** Start of DATA RECORDS **
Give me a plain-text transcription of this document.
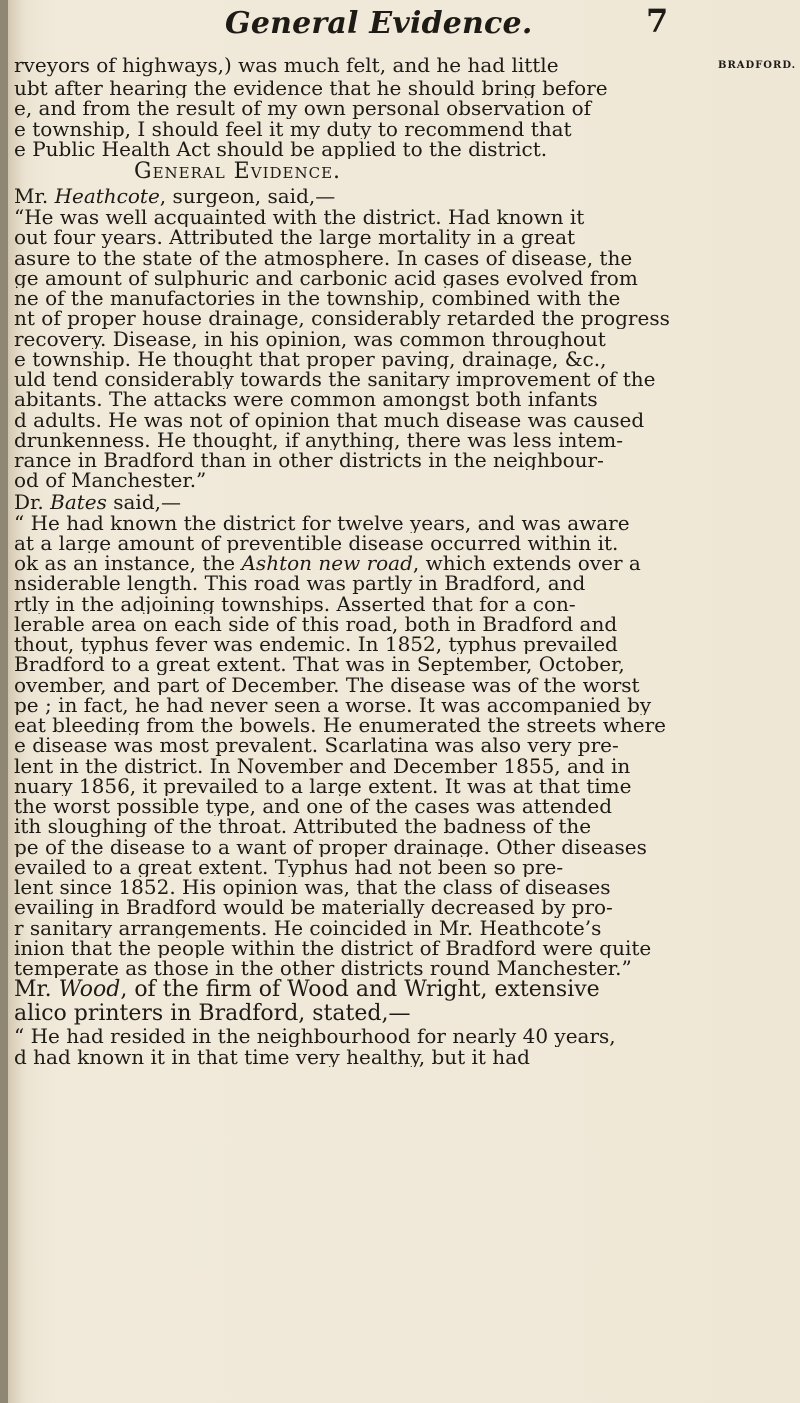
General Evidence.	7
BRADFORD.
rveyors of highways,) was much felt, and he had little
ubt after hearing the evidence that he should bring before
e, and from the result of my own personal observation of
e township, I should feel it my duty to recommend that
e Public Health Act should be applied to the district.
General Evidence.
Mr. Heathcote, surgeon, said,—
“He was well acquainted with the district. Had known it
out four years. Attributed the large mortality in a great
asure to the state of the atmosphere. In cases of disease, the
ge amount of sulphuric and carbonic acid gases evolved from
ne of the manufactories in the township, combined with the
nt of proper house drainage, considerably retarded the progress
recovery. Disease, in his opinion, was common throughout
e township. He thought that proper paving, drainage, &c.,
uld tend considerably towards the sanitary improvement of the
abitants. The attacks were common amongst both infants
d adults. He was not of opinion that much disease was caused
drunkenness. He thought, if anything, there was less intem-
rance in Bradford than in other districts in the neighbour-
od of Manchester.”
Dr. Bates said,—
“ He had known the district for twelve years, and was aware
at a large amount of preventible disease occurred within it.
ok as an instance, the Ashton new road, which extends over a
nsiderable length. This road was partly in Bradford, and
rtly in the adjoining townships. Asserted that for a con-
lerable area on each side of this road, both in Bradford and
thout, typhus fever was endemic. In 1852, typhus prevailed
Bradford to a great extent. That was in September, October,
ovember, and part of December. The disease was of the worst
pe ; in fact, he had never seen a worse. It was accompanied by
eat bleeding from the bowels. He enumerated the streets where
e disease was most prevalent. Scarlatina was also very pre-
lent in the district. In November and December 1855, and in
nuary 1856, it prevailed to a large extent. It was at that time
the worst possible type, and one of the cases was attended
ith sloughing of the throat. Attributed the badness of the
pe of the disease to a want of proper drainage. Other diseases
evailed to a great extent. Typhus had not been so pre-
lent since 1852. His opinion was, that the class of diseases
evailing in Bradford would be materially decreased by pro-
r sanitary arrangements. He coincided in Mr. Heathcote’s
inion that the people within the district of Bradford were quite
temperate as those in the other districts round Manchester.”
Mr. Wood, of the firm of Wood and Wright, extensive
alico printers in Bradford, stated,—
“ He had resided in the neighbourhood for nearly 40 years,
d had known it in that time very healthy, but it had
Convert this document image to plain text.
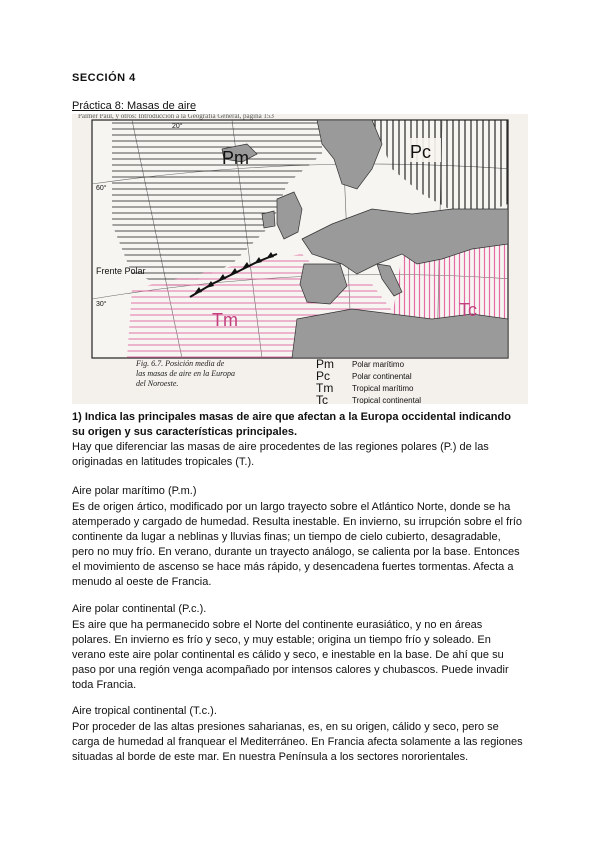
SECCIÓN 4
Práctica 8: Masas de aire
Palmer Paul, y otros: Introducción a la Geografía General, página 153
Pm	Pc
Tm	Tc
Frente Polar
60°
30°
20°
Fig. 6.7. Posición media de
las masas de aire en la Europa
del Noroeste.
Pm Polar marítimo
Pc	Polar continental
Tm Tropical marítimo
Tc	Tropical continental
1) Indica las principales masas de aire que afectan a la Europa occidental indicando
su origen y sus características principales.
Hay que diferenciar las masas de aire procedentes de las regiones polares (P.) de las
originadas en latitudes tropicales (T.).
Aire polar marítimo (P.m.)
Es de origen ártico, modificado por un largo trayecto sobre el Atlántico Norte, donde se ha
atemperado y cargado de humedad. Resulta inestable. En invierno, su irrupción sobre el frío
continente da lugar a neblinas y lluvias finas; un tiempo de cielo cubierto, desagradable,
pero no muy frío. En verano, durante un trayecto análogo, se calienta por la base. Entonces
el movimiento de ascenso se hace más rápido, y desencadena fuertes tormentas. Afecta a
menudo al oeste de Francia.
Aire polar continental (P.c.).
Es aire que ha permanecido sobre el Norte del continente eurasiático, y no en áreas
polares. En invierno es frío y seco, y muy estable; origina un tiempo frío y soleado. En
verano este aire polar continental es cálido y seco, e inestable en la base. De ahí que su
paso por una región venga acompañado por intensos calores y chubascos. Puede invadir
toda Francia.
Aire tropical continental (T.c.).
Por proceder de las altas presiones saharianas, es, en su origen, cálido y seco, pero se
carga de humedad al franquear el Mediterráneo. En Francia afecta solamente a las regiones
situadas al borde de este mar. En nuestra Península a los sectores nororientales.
** End of DATA RECORDS **
** Start of DATA RECORDS **
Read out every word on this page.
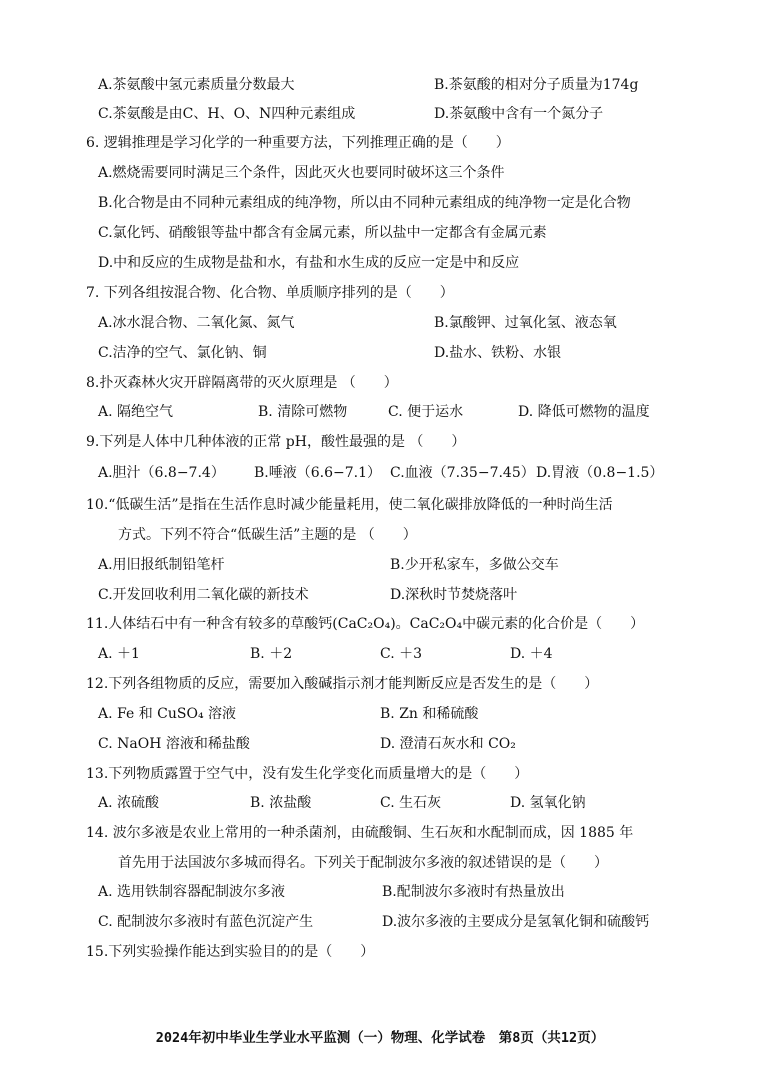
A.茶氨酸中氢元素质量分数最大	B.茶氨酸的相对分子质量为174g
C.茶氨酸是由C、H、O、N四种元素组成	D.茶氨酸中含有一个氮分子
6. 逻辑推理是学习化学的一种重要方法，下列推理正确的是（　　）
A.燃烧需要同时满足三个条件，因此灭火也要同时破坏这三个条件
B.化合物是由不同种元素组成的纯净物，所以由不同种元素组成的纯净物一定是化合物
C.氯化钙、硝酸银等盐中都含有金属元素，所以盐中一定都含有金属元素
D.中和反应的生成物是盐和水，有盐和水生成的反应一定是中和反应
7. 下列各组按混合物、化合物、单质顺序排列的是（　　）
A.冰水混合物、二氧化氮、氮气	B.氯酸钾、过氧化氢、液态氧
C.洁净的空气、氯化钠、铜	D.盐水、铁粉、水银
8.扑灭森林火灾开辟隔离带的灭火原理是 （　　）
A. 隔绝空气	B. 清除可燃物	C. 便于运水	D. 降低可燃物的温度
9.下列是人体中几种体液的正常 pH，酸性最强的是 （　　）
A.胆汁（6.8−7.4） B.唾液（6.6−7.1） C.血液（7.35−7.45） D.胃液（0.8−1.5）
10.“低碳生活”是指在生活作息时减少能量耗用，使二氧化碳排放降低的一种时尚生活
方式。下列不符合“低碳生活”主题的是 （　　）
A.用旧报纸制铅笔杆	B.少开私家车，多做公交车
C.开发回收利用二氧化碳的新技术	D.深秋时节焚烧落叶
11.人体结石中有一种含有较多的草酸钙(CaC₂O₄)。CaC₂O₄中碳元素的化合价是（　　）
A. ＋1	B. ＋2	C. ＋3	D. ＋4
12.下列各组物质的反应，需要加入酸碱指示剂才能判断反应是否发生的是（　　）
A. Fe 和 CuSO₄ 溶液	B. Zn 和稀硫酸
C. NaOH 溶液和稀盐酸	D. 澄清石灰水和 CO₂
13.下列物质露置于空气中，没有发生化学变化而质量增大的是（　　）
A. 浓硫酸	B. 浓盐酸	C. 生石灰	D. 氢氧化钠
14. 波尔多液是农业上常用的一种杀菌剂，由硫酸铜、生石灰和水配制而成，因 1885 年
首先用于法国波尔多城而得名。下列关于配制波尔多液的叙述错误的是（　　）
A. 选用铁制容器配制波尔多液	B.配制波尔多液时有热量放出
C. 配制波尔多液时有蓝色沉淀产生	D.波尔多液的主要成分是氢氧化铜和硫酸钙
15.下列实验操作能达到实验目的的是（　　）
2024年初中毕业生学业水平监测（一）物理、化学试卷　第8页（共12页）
** End of DATA RECORDS **
Check each line of the records above for the string "both", and report every line that has it.

### CORRECT RESULT
abitants. The attacks were common amongst both infants
lerable area on each side of this road, both in Bradford and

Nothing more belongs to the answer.